━━ Entries ━━

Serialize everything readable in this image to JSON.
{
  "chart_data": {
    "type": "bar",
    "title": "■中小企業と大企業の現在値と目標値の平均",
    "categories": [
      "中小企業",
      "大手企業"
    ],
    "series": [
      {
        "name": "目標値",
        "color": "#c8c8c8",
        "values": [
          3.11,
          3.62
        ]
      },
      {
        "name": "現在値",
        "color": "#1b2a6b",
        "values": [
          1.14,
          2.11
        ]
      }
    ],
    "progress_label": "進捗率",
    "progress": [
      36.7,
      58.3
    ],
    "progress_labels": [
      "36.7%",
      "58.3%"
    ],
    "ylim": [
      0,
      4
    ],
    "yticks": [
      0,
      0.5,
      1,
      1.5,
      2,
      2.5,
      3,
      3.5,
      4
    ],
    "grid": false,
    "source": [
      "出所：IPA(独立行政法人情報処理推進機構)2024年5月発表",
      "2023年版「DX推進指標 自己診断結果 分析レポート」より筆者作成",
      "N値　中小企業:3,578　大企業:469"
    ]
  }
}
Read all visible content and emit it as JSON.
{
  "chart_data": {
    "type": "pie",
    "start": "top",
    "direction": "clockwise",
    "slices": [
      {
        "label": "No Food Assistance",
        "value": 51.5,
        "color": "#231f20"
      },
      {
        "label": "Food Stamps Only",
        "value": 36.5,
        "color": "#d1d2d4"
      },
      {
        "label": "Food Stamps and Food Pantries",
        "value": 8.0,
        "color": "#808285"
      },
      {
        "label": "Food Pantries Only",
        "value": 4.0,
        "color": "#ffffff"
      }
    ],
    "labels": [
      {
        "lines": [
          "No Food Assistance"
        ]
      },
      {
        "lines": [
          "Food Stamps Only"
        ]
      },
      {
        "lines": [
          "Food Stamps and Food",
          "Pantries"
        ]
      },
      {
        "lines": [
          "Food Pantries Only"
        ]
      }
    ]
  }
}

━━━

__Exercise details__.
List each line holding the string "Only".

__Exercise response__.
        "label": "Food Stamps Only",
        "label": "Food Pantries Only",
          "Food Stamps Only"
          "Food Pantries Only"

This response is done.